Copy out all lines in the data below containing the string "Gdańsk".

===

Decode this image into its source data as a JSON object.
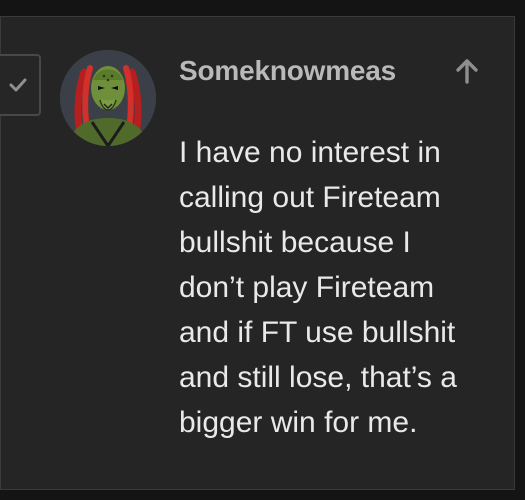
{
  "post": {
    "username": "Someknowmeas",
    "body": "I have no interest in\ncalling out Fireteam\nbullshit because I\ndon’t play Fireteam\nand if FT use bullshit\nand still lose, that’s a\nbigger win for me."
  },
  "icons": {
    "solved": "check-icon",
    "reply": "arrow-up-icon",
    "avatar": "predator-avatar"
  },
  "colors": {
    "page_bg": "#141414",
    "card_bg": "#252525",
    "username": "#b9b9b9",
    "body_text": "#e9e9e9",
    "icon": "#8f8f8f"
  }
}
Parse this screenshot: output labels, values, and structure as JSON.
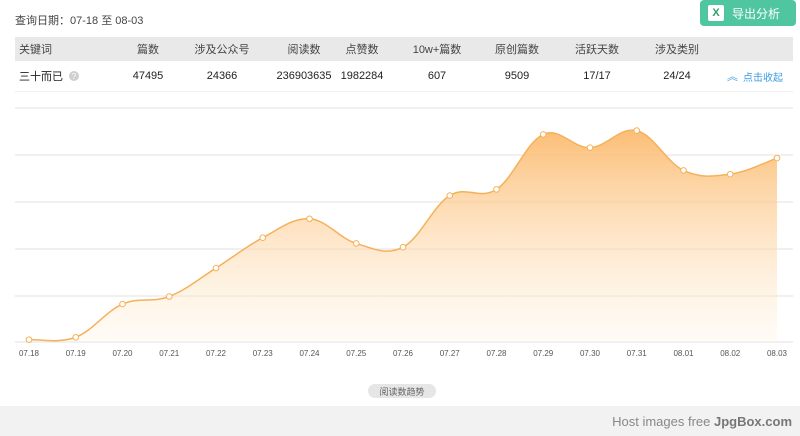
{
  "query": {
    "label": "查询日期：",
    "range": "07-18 至 08-03"
  },
  "export_button": {
    "label": "导出分析",
    "icon": "excel-icon"
  },
  "table": {
    "headers": [
      "关键词",
      "篇数",
      "涉及公众号",
      "阅读数",
      "点赞数",
      "10w+篇数",
      "原创篇数",
      "活跃天数",
      "涉及类别"
    ],
    "row": {
      "keyword": "三十而已",
      "values": [
        "47495",
        "24366",
        "236903635",
        "1982284",
        "607",
        "9509",
        "17/17",
        "24/24"
      ],
      "collapse_label": "点击收起"
    }
  },
  "chart_data": {
    "type": "area",
    "categories": [
      "07.18",
      "07.19",
      "07.20",
      "07.21",
      "07.22",
      "07.23",
      "07.24",
      "07.25",
      "07.26",
      "07.27",
      "07.28",
      "07.29",
      "07.30",
      "07.31",
      "08.01",
      "08.02",
      "08.03"
    ],
    "values": [
      0.5,
      1.0,
      8.0,
      9.6,
      15.6,
      22.0,
      26.0,
      20.8,
      20.0,
      30.9,
      32.2,
      43.8,
      41.0,
      44.6,
      36.2,
      35.4,
      38.8
    ],
    "ylim": [
      0,
      50
    ],
    "grid": true,
    "colors": {
      "line": "#f5b15a",
      "fill_top": "#fbb666",
      "fill_bottom": "#fff3e0",
      "grid": "#e2e2e2"
    }
  },
  "trend_label": "阅读数趋势",
  "watermark": {
    "prefix": "Host images free ",
    "brand": "JpgBox.com"
  }
}
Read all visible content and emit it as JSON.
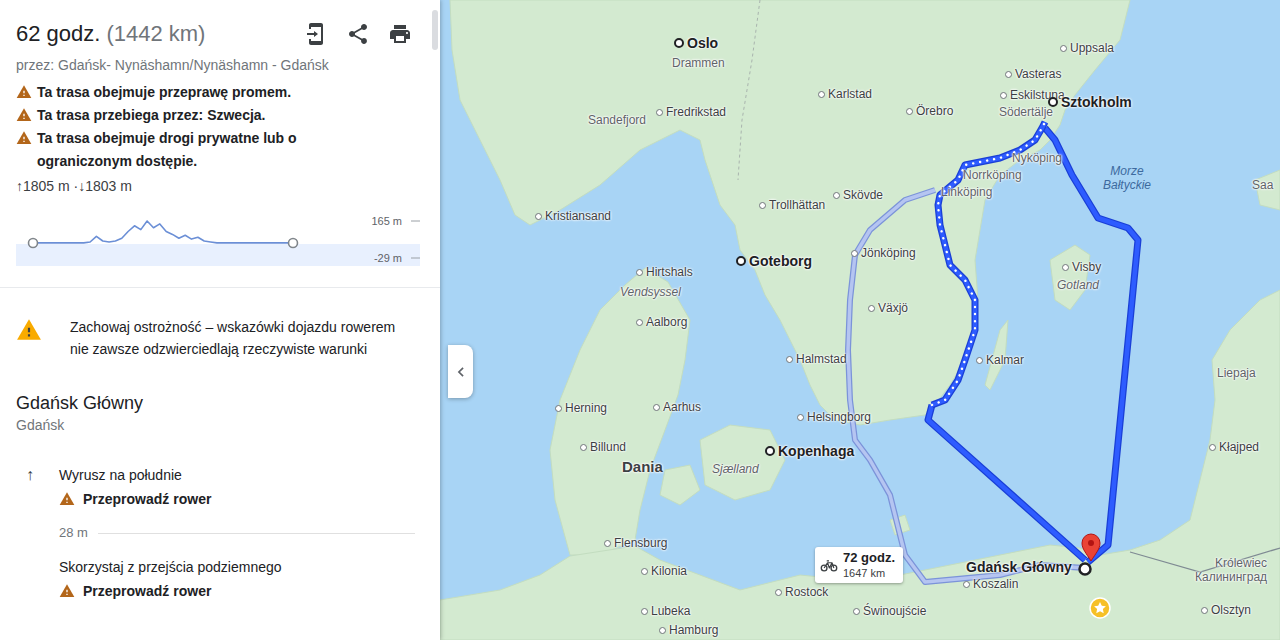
{
  "summary": {
    "duration": "62 godz.",
    "distance": "(1442 km)",
    "via": "przez: Gdańsk- Nynäshamn/Nynäshamn - Gdańsk"
  },
  "warnings": [
    "Ta trasa obejmuje przeprawę promem.",
    "Ta trasa przebiega przez: Szwecja.",
    "Ta trasa obejmuje drogi prywatne lub o ograniczonym dostępie."
  ],
  "elevation": {
    "gain_loss": "↑1805 m ·↓1803 m",
    "max_label": "165 m",
    "min_label": "-29 m",
    "max": 165,
    "min": -29,
    "values": [
      50,
      50,
      50,
      50,
      50,
      50,
      50,
      50,
      50,
      55,
      85,
      60,
      55,
      60,
      75,
      110,
      140,
      120,
      165,
      130,
      150,
      110,
      95,
      75,
      90,
      70,
      80,
      60,
      55,
      50,
      50,
      50,
      50,
      50,
      50,
      50,
      50,
      50,
      50,
      50,
      50,
      50
    ]
  },
  "notice": "Zachowaj ostrożność – wskazówki dojazdu rowerem nie zawsze odzwierciedlają rzeczywiste warunki",
  "start": {
    "name": "Gdańsk Główny",
    "city": "Gdańsk"
  },
  "steps": [
    {
      "arrow": "↑",
      "instruction": "Wyrusz na południe",
      "warning": "Przeprowadź rower",
      "distance": "28 m"
    },
    {
      "instruction": "Skorzystaj z przejścia podziemnego",
      "warning": "Przeprowadź rower"
    }
  ],
  "map": {
    "main_route": {
      "selected": true
    },
    "alt_route": {
      "duration": "72 godz.",
      "distance": "1647 km",
      "selected": false
    },
    "labels": [
      {
        "name": "Oslo",
        "kind": "capital"
      },
      {
        "name": "Drammen",
        "kind": "town"
      },
      {
        "name": "Uppsala",
        "kind": "city"
      },
      {
        "name": "Vasteras",
        "kind": "city"
      },
      {
        "name": "Karlstad",
        "kind": "city"
      },
      {
        "name": "Eskilstuna",
        "kind": "city"
      },
      {
        "name": "Sztokholm",
        "kind": "capital"
      },
      {
        "name": "Örebro",
        "kind": "city"
      },
      {
        "name": "Södertälje",
        "kind": "town"
      },
      {
        "name": "Sandefjord",
        "kind": "town"
      },
      {
        "name": "Fredrikstad",
        "kind": "city"
      },
      {
        "name": "Nyköping",
        "kind": "town"
      },
      {
        "name": "Norrköping",
        "kind": "town"
      },
      {
        "name": "Linköping",
        "kind": "town"
      },
      {
        "name": "Skövde",
        "kind": "city"
      },
      {
        "name": "Trollhättan",
        "kind": "city"
      },
      {
        "name": "Morze Bałtyckie",
        "kind": "water"
      },
      {
        "name": "Kristiansand",
        "kind": "city"
      },
      {
        "name": "Goteborg",
        "kind": "capital"
      },
      {
        "name": "Jönköping",
        "kind": "city"
      },
      {
        "name": "Hirtshals",
        "kind": "city"
      },
      {
        "name": "Vendsyssel",
        "kind": "region"
      },
      {
        "name": "Visby",
        "kind": "city"
      },
      {
        "name": "Gotland",
        "kind": "region"
      },
      {
        "name": "Aalborg",
        "kind": "city"
      },
      {
        "name": "Växjö",
        "kind": "city"
      },
      {
        "name": "Halmstad",
        "kind": "city"
      },
      {
        "name": "Kalmar",
        "kind": "city"
      },
      {
        "name": "Aarhus",
        "kind": "city"
      },
      {
        "name": "Herning",
        "kind": "city"
      },
      {
        "name": "Helsingborg",
        "kind": "city"
      },
      {
        "name": "Billund",
        "kind": "city"
      },
      {
        "name": "Kopenhaga",
        "kind": "capital"
      },
      {
        "name": "Dania",
        "kind": "country"
      },
      {
        "name": "Sjælland",
        "kind": "region"
      },
      {
        "name": "Flensburg",
        "kind": "city"
      },
      {
        "name": "Kilonia",
        "kind": "city"
      },
      {
        "name": "Rostock",
        "kind": "city"
      },
      {
        "name": "Lubeka",
        "kind": "city"
      },
      {
        "name": "Świnoujście",
        "kind": "city"
      },
      {
        "name": "Koszalin",
        "kind": "city"
      },
      {
        "name": "Gdańsk Główny",
        "kind": "poi"
      },
      {
        "name": "Olsztyn",
        "kind": "city"
      },
      {
        "name": "Królewiec",
        "kind": "town"
      },
      {
        "name": "Калининград",
        "kind": "town"
      },
      {
        "name": "Kłajped",
        "kind": "city"
      },
      {
        "name": "Liepaja",
        "kind": "town"
      },
      {
        "name": "Saa",
        "kind": "town"
      },
      {
        "name": "Hamburg",
        "kind": "city"
      }
    ]
  }
}
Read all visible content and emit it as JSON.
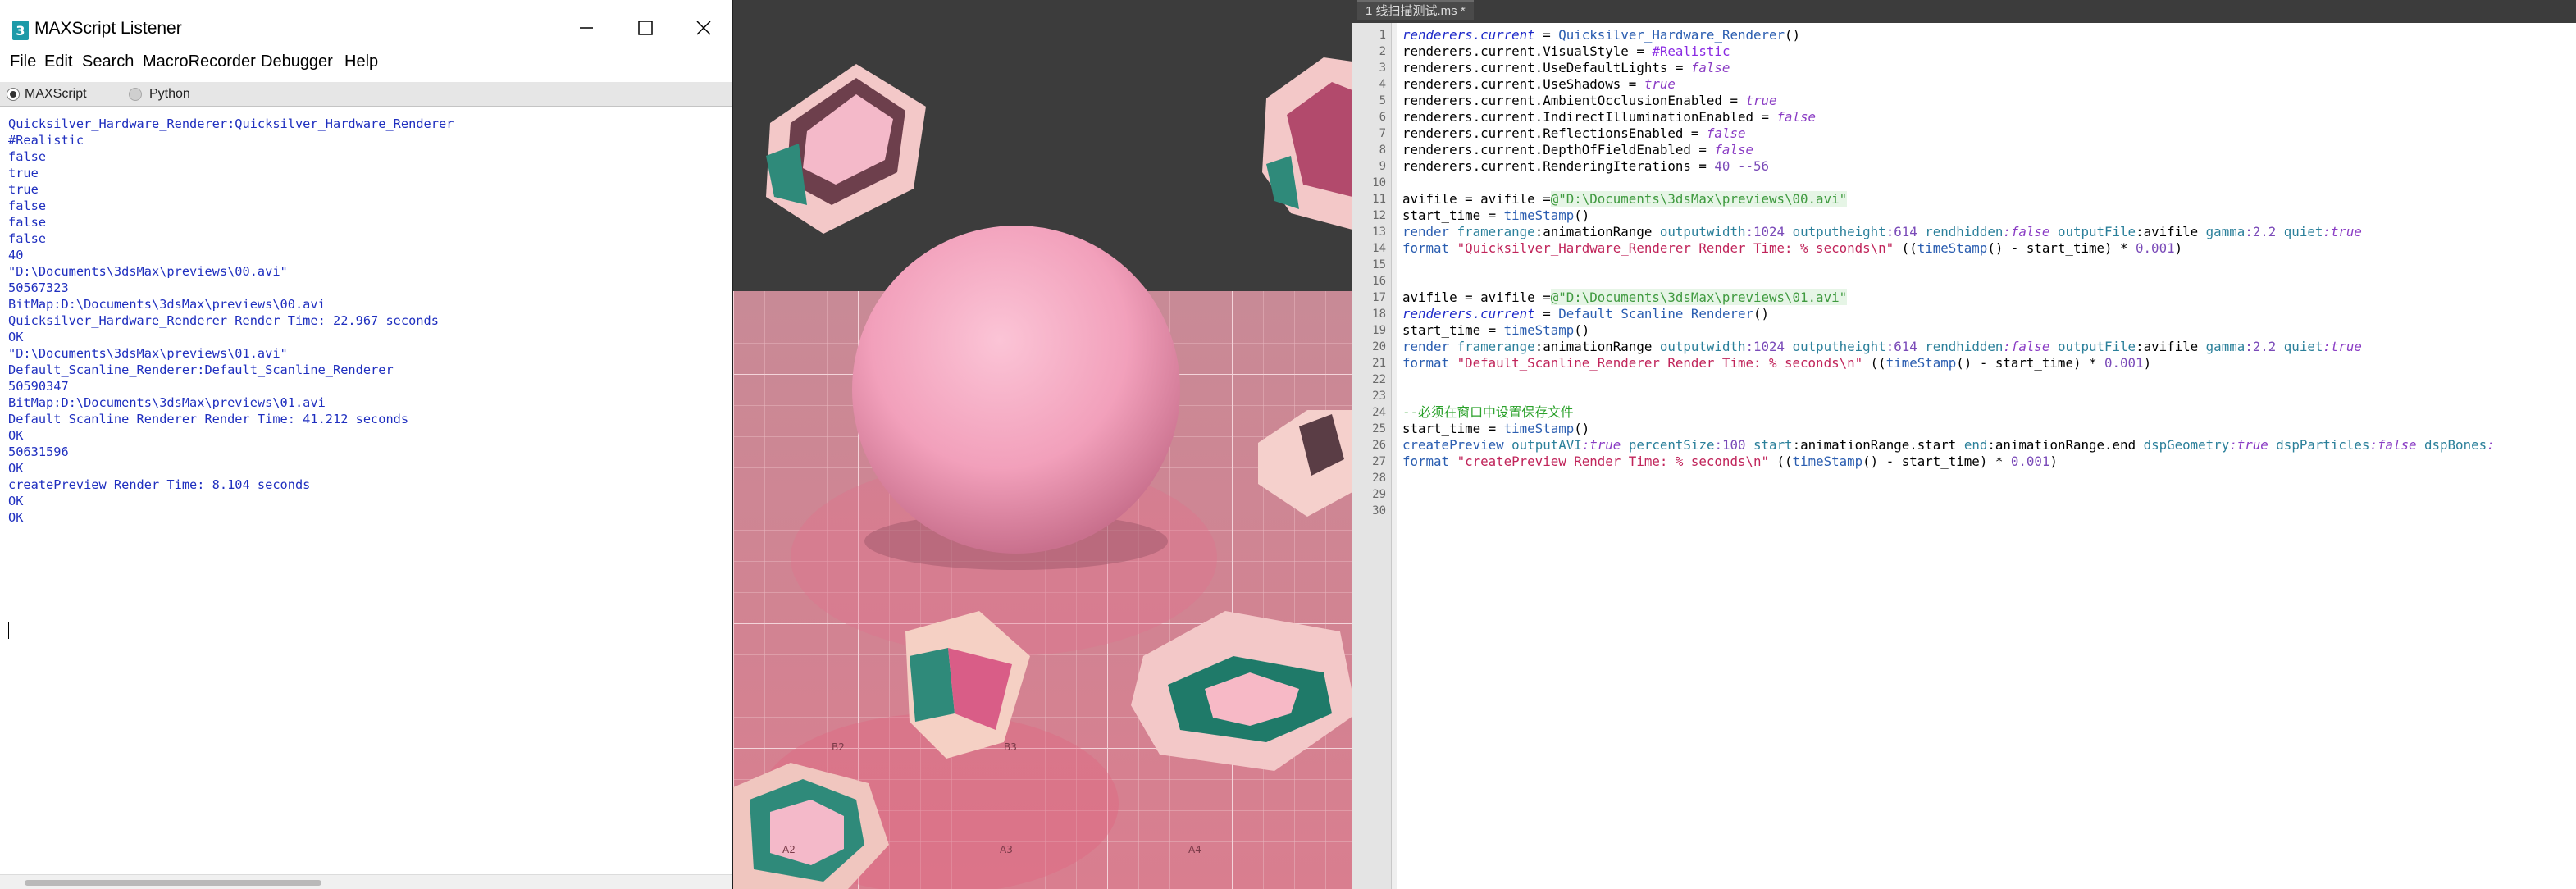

===

▶ **Response to the exercise**
    "via": "przez: Gdańsk- Nynäshamn/Nynäshamn - Gdańsk"
    "name": "Gdańsk Główny",
    "city": "Gdańsk"
        "name": "Gdańsk Główny",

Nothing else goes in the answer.